[Items from a figure collection]
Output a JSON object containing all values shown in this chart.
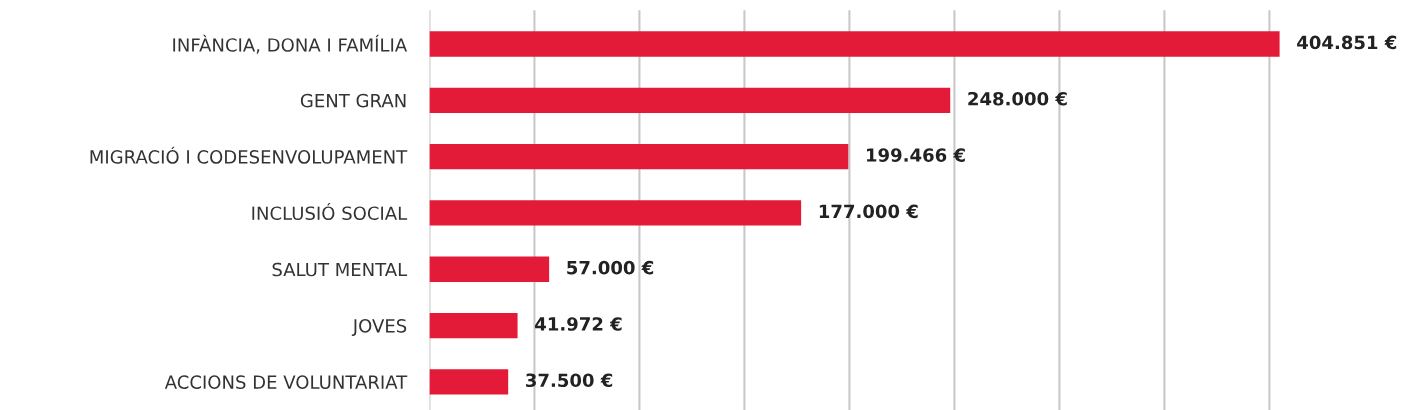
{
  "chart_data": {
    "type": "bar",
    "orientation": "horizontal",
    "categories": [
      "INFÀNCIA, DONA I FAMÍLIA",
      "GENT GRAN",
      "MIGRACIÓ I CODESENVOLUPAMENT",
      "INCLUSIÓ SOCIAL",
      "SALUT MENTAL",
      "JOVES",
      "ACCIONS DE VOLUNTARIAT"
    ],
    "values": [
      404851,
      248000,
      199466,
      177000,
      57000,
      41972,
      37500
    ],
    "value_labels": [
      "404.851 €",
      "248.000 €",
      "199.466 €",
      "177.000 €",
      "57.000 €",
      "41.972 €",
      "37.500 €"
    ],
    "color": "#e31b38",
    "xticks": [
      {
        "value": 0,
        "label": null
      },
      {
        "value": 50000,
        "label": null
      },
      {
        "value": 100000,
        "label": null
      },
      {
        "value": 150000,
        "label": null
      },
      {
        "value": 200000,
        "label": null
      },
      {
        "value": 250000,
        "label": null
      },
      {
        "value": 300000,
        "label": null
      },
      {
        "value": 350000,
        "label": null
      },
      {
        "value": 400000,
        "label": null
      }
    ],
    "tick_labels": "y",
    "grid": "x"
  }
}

** Exercise goal **
What is the number of lines above that contain the string "values"? Answer with the number alone.

** Solution for this exercise **
2